* **What you should do**:
Give every line of the data again, unchanged, but with no pictures.

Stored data
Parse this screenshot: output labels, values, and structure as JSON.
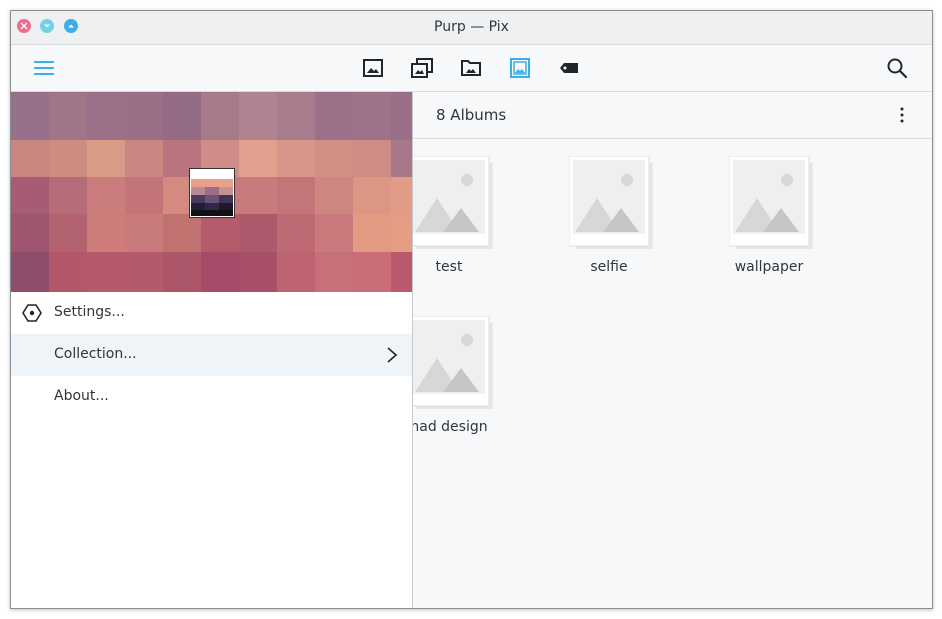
{
  "window": {
    "title": "Purp — Pix"
  },
  "toolbar": {
    "menu_icon": "hamburger-menu-icon",
    "views": [
      {
        "name": "gallery",
        "icon": "image-icon",
        "active": false
      },
      {
        "name": "albums",
        "icon": "albums-icon",
        "active": false
      },
      {
        "name": "folders",
        "icon": "folder-image-icon",
        "active": false
      },
      {
        "name": "viewer",
        "icon": "picture-frame-icon",
        "active": true
      },
      {
        "name": "tags",
        "icon": "tag-icon",
        "active": false
      }
    ],
    "search_icon": "search-icon"
  },
  "content": {
    "header_title": "8 Albums",
    "albums": [
      {
        "label": "test"
      },
      {
        "label": "selfie"
      },
      {
        "label": "wallpaper"
      },
      {
        "label": "nad design"
      }
    ]
  },
  "drawer": {
    "menu": [
      {
        "label": "Settings...",
        "icon": "settings-icon"
      },
      {
        "label": "Collection...",
        "icon": "chevron-right-icon"
      },
      {
        "label": "About..."
      }
    ]
  },
  "colors": {
    "accent": "#3daee9",
    "text": "#31363b",
    "close": "#ed6d8e",
    "minimize": "#6ed3e8",
    "maximize": "#3daee9"
  }
}
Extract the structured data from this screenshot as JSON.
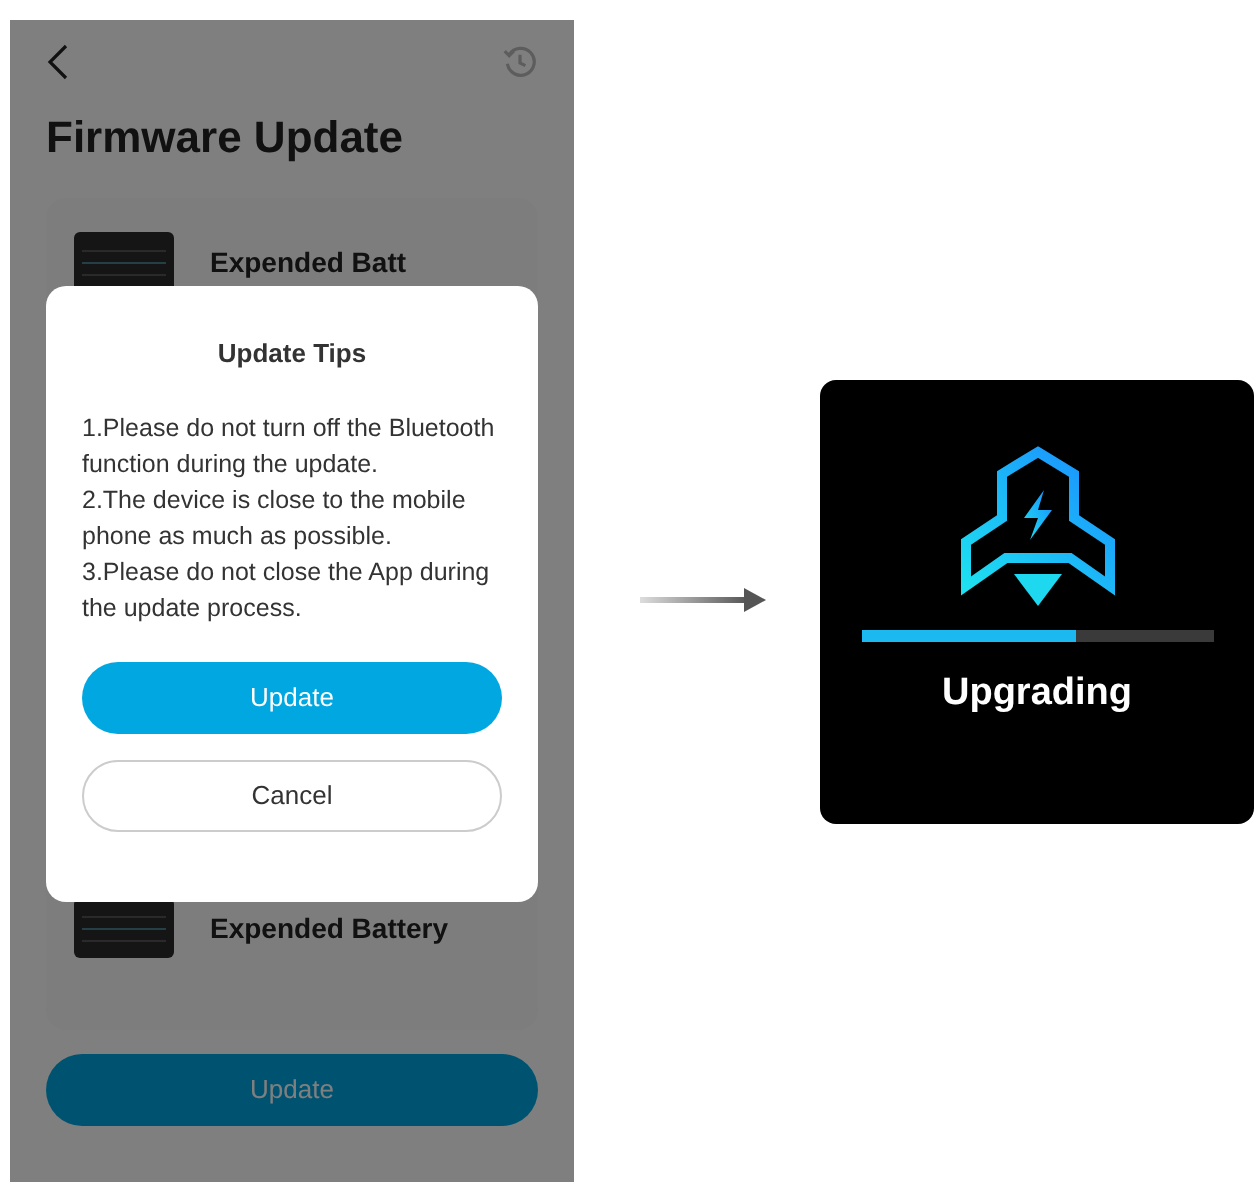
{
  "phone": {
    "title": "Firmware Update",
    "devices": [
      {
        "name": "Expended Batt"
      },
      {
        "name": "Expended Battery"
      }
    ],
    "update_button": "Update"
  },
  "dialog": {
    "title": "Update Tips",
    "lines": [
      "1.Please do not turn off the Bluetooth function during the update.",
      "2.The device is close to the mobile phone as much as possible.",
      "3.Please do not close the App during the update process."
    ],
    "buttons": [
      {
        "kind": "primary",
        "label": "Update"
      },
      {
        "kind": "secondary",
        "label": "Cancel"
      }
    ]
  },
  "device_screen": {
    "progress": {
      "level": 0.61
    },
    "status": "Upgrading"
  }
}
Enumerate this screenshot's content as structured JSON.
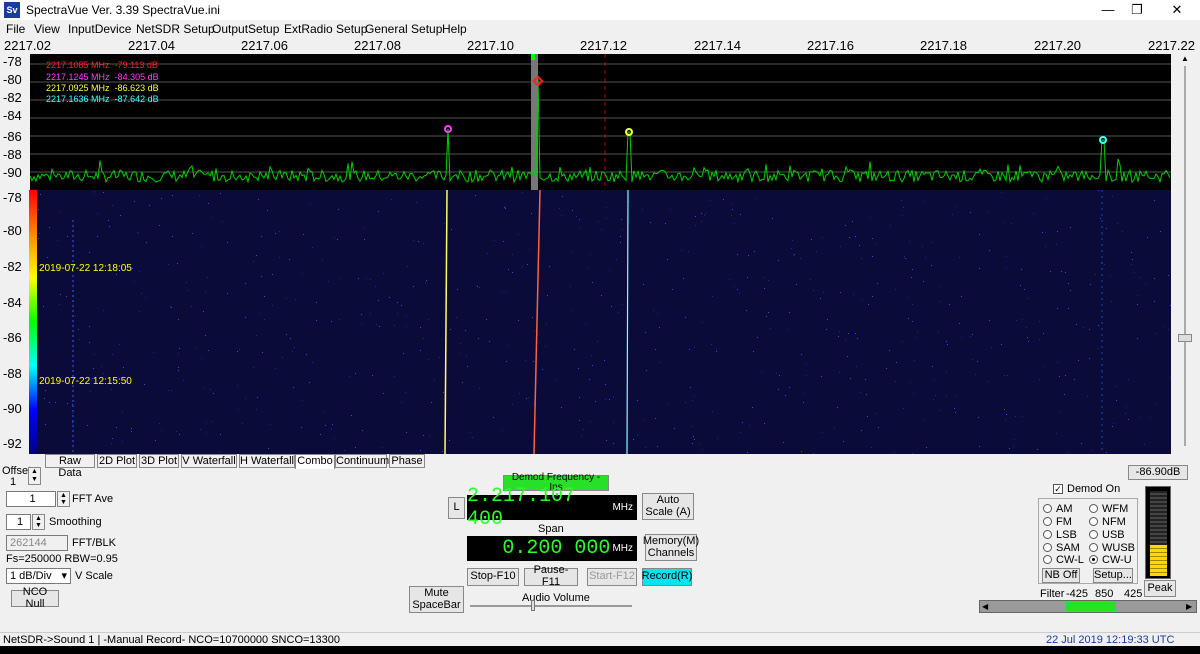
{
  "window": {
    "title": "SpectraVue Ver. 3.39  SpectraVue.ini",
    "app_icon": "Sv",
    "minimize": "—",
    "maximize": "❐",
    "close": "✕"
  },
  "menu": [
    "File",
    "View",
    "InputDevice",
    "NetSDR Setup",
    "OutputSetup",
    "ExtRadio Setup",
    "General Setup",
    "Help"
  ],
  "freq_axis": [
    "2217.02",
    "2217.04",
    "2217.06",
    "2217.08",
    "2217.10",
    "2217.12",
    "2217.14",
    "2217.16",
    "2217.18",
    "2217.20",
    "2217.22"
  ],
  "spectrum": {
    "y_labels": [
      "-78",
      "-80",
      "-82",
      "-84",
      "-86",
      "-88",
      "-90"
    ],
    "peaks": [
      {
        "freq": "2217.1085 MHz",
        "level": "-79.113 dB",
        "color": "#ff2020"
      },
      {
        "freq": "2217.1245 MHz",
        "level": "-84.305 dB",
        "color": "#ff40ff"
      },
      {
        "freq": "2217.0925 MHz",
        "level": "-86.623 dB",
        "color": "#ffff40"
      },
      {
        "freq": "2217.1636 MHz",
        "level": "-87.642 dB",
        "color": "#40ffff"
      }
    ]
  },
  "waterfall": {
    "y_labels": [
      "-78",
      "-80",
      "-82",
      "-84",
      "-86",
      "-88",
      "-90",
      "-92"
    ],
    "timestamps": [
      "2019-07-22 12:18:05",
      "2019-07-22 12:15:50"
    ]
  },
  "tabs": [
    "Raw Data",
    "2D Plot",
    "3D Plot",
    "V Waterfall",
    "H Waterfall",
    "Combo",
    "Continuum",
    "Phase"
  ],
  "active_tab": "Combo",
  "controls": {
    "offset_label": "Offset",
    "offset_value": "1",
    "fft_ave_value": "1",
    "fft_ave_label": "FFT Ave",
    "smoothing_value": "1",
    "smoothing_label": "Smoothing",
    "fft_blk_value": "262144",
    "fft_blk_label": "FFT/BLK",
    "fs_text": "Fs=250000 RBW=0.95",
    "vscale_value": "1 dB/Div",
    "vscale_label": "V Scale",
    "nco_null": "NCO Null",
    "mute": "Mute SpaceBar",
    "demod_freq_label": "Demod Frequency - Ins",
    "l_button": "L",
    "demod_freq": "2.217.107 400",
    "demod_unit": "MHz",
    "span_label": "Span",
    "span_value": "0.200 000",
    "span_unit": "MHz",
    "auto_scale": "Auto Scale (A)",
    "memory": "Memory(M) Channels",
    "stop": "Stop-F10",
    "pause": "Pause-F11",
    "start": "Start-F12",
    "record": "Record(R)",
    "audio_volume": "Audio Volume"
  },
  "demod": {
    "level": "-86.90dB",
    "demod_on": "Demod On",
    "modes": [
      "AM",
      "WFM",
      "FM",
      "NFM",
      "LSB",
      "USB",
      "SAM",
      "WUSB",
      "CW-L",
      "CW-U"
    ],
    "selected": "CW-U",
    "nb_off": "NB Off",
    "setup": "Setup...",
    "filter_label": "Filter",
    "filter_values": [
      "-425",
      "850",
      "425"
    ],
    "peak": "Peak"
  },
  "status": {
    "left": "NetSDR->Sound 1  | -Manual Record-   NCO=10700000  SNCO=13300",
    "right": "22 Jul 2019  12:19:33 UTC"
  }
}
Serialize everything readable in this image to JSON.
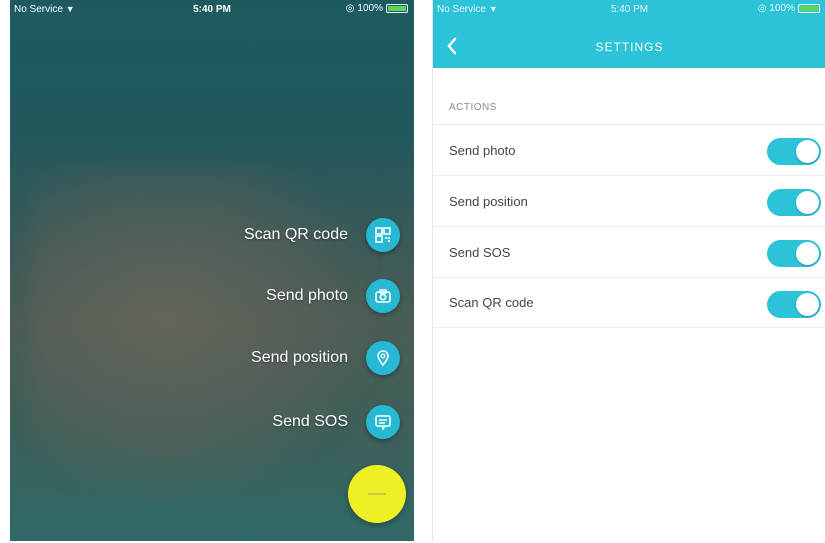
{
  "left_screen": {
    "status": {
      "carrier": "No Service",
      "time": "5:40 PM",
      "battery": "100%"
    },
    "actions": [
      {
        "label": "Scan QR code",
        "icon": "qr-code-icon"
      },
      {
        "label": "Send photo",
        "icon": "camera-icon"
      },
      {
        "label": "Send position",
        "icon": "location-pin-icon"
      },
      {
        "label": "Send SOS",
        "icon": "message-icon"
      }
    ],
    "main_button_icon": "minus-icon"
  },
  "right_screen": {
    "status": {
      "carrier": "No Service",
      "time": "5:40 PM",
      "battery": "100%"
    },
    "title": "SETTINGS",
    "back_icon": "chevron-left-icon",
    "section_header": "ACTIONS",
    "settings": [
      {
        "label": "Send photo",
        "enabled": true
      },
      {
        "label": "Send position",
        "enabled": true
      },
      {
        "label": "Send SOS",
        "enabled": true
      },
      {
        "label": "Scan QR code",
        "enabled": true
      }
    ]
  },
  "colors": {
    "accent": "#2cc3d9",
    "fab_main": "#eef026",
    "fab_mini": "#27b8d3"
  }
}
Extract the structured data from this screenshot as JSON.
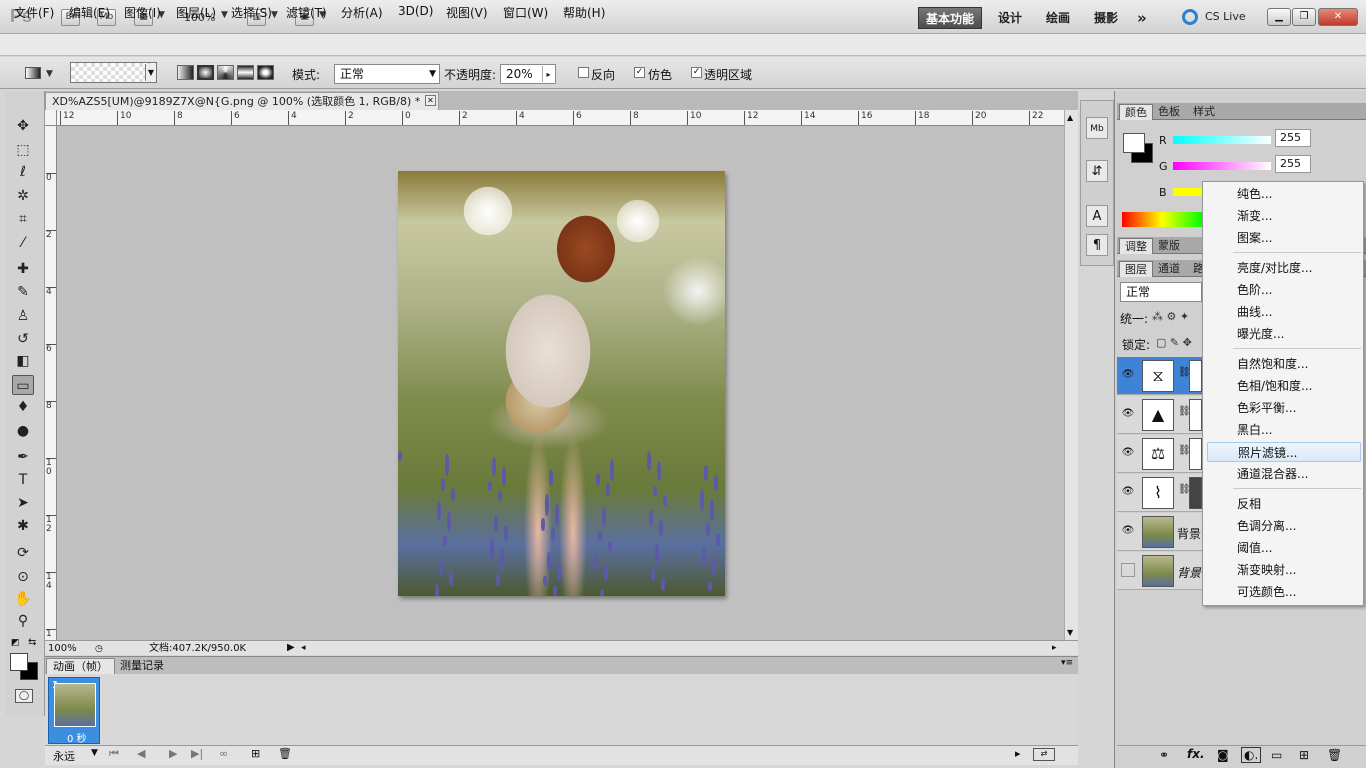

* **Expected output**:
Parse this screenshot: output labels, values, and structure as JSON.
{
  "window": {
    "title": "Purp — Pix"
  },
  "toolbar": {
    "menu_icon": "hamburger-menu-icon",
    "views": [
      {
        "name": "gallery",
        "icon": "image-icon",
        "active": false
      },
      {
        "name": "albums",
        "icon": "albums-icon",
        "active": false
      },
      {
        "name": "folders",
        "icon": "folder-image-icon",
        "active": false
      },
      {
        "name": "viewer",
        "icon": "picture-frame-icon",
        "active": true
      },
      {
        "name": "tags",
        "icon": "tag-icon",
        "active": false
      }
    ],
    "search_icon": "search-icon"
  },
  "content": {
    "header_title": "8 Albums",
    "albums": [
      {
        "label": "test"
      },
      {
        "label": "selfie"
      },
      {
        "label": "wallpaper"
      },
      {
        "label": "nad design"
      }
    ]
  },
  "drawer": {
    "menu": [
      {
        "label": "Settings...",
        "icon": "settings-icon"
      },
      {
        "label": "Collection...",
        "icon": "chevron-right-icon"
      },
      {
        "label": "About..."
      }
    ]
  },
  "colors": {
    "accent": "#3daee9",
    "text": "#31363b",
    "close": "#ed6d8e",
    "minimize": "#6ed3e8",
    "maximize": "#3daee9"
  }
}
Extract the structured data from this screenshot as JSON.
{
  "phone": {
    "title": "Firmware Update",
    "devices": [
      {
        "name": "Expended Batt"
      },
      {
        "name": "Expended Battery"
      }
    ],
    "update_button": "Update"
  },
  "dialog": {
    "title": "Update Tips",
    "lines": [
      "1.Please do not turn off the Bluetooth function during the update.",
      "2.The device is close to the mobile phone as much as possible.",
      "3.Please do not close the App during the update process."
    ],
    "buttons": [
      {
        "kind": "primary",
        "label": "Update"
      },
      {
        "kind": "secondary",
        "label": "Cancel"
      }
    ]
  },
  "device_screen": {
    "progress": {
      "level": 0.61
    },
    "status": "Upgrading"
  }
}
Enumerate this screenshot's content as structured JSON.
{
  "window": {
    "title": "SpectraVue Ver. 3.39  SpectraVue.ini",
    "app_icon": "Sv",
    "minimize": "—",
    "maximize": "❐",
    "close": "✕"
  },
  "menu": [
    "File",
    "View",
    "InputDevice",
    "NetSDR Setup",
    "OutputSetup",
    "ExtRadio Setup",
    "General Setup",
    "Help"
  ],
  "freq_axis": [
    "2217.02",
    "2217.04",
    "2217.06",
    "2217.08",
    "2217.10",
    "2217.12",
    "2217.14",
    "2217.16",
    "2217.18",
    "2217.20",
    "2217.22"
  ],
  "spectrum": {
    "y_labels": [
      "-78",
      "-80",
      "-82",
      "-84",
      "-86",
      "-88",
      "-90"
    ],
    "peaks": [
      {
        "freq": "2217.1085 MHz",
        "level": "-79.113 dB",
        "color": "#ff2020"
      },
      {
        "freq": "2217.1245 MHz",
        "level": "-84.305 dB",
        "color": "#ff40ff"
      },
      {
        "freq": "2217.0925 MHz",
        "level": "-86.623 dB",
        "color": "#ffff40"
      },
      {
        "freq": "2217.1636 MHz",
        "level": "-87.642 dB",
        "color": "#40ffff"
      }
    ]
  },
  "waterfall": {
    "y_labels": [
      "-78",
      "-80",
      "-82",
      "-84",
      "-86",
      "-88",
      "-90",
      "-92"
    ],
    "timestamps": [
      "2019-07-22 12:18:05",
      "2019-07-22 12:15:50"
    ]
  },
  "tabs": [
    "Raw Data",
    "2D Plot",
    "3D Plot",
    "V Waterfall",
    "H Waterfall",
    "Combo",
    "Continuum",
    "Phase"
  ],
  "active_tab": "Combo",
  "controls": {
    "offset_label": "Offset",
    "offset_value": "1",
    "fft_ave_value": "1",
    "fft_ave_label": "FFT Ave",
    "smoothing_value": "1",
    "smoothing_label": "Smoothing",
    "fft_blk_value": "262144",
    "fft_blk_label": "FFT/BLK",
    "fs_text": "Fs=250000 RBW=0.95",
    "vscale_value": "1 dB/Div",
    "vscale_label": "V Scale",
    "nco_null": "NCO Null",
    "mute": "Mute SpaceBar",
    "demod_freq_label": "Demod Frequency - Ins",
    "l_button": "L",
    "demod_freq": "2.217.107 400",
    "demod_unit": "MHz",
    "span_label": "Span",
    "span_value": "0.200 000",
    "span_unit": "MHz",
    "auto_scale": "Auto Scale (A)",
    "memory": "Memory(M) Channels",
    "stop": "Stop-F10",
    "pause": "Pause-F11",
    "start": "Start-F12",
    "record": "Record(R)",
    "audio_volume": "Audio Volume"
  },
  "demod": {
    "level": "-86.90dB",
    "demod_on": "Demod On",
    "modes": [
      "AM",
      "WFM",
      "FM",
      "NFM",
      "LSB",
      "USB",
      "SAM",
      "WUSB",
      "CW-L",
      "CW-U"
    ],
    "selected": "CW-U",
    "nb_off": "NB Off",
    "setup": "Setup...",
    "filter_label": "Filter",
    "filter_values": [
      "-425",
      "850",
      "425"
    ],
    "peak": "Peak"
  },
  "status": {
    "left": "NetSDR->Sound 1  | -Manual Record-   NCO=10700000  SNCO=13300",
    "right": "22 Jul 2019  12:19:33 UTC"
  }
}
Serialize everything readable in this image to JSON.
{
  "left_screen": {
    "status": {
      "carrier": "No Service",
      "time": "5:40 PM",
      "battery": "100%"
    },
    "actions": [
      {
        "label": "Scan QR code",
        "icon": "qr-code-icon"
      },
      {
        "label": "Send photo",
        "icon": "camera-icon"
      },
      {
        "label": "Send position",
        "icon": "location-pin-icon"
      },
      {
        "label": "Send SOS",
        "icon": "message-icon"
      }
    ],
    "main_button_icon": "minus-icon"
  },
  "right_screen": {
    "status": {
      "carrier": "No Service",
      "time": "5:40 PM",
      "battery": "100%"
    },
    "title": "SETTINGS",
    "back_icon": "chevron-left-icon",
    "section_header": "ACTIONS",
    "settings": [
      {
        "label": "Send photo",
        "enabled": true
      },
      {
        "label": "Send position",
        "enabled": true
      },
      {
        "label": "Send SOS",
        "enabled": true
      },
      {
        "label": "Scan QR code",
        "enabled": true
      }
    ]
  },
  "colors": {
    "accent": "#2cc3d9",
    "fab_main": "#eef026",
    "fab_mini": "#27b8d3"
  }
}
Extract the structured data from this screenshot as JSON.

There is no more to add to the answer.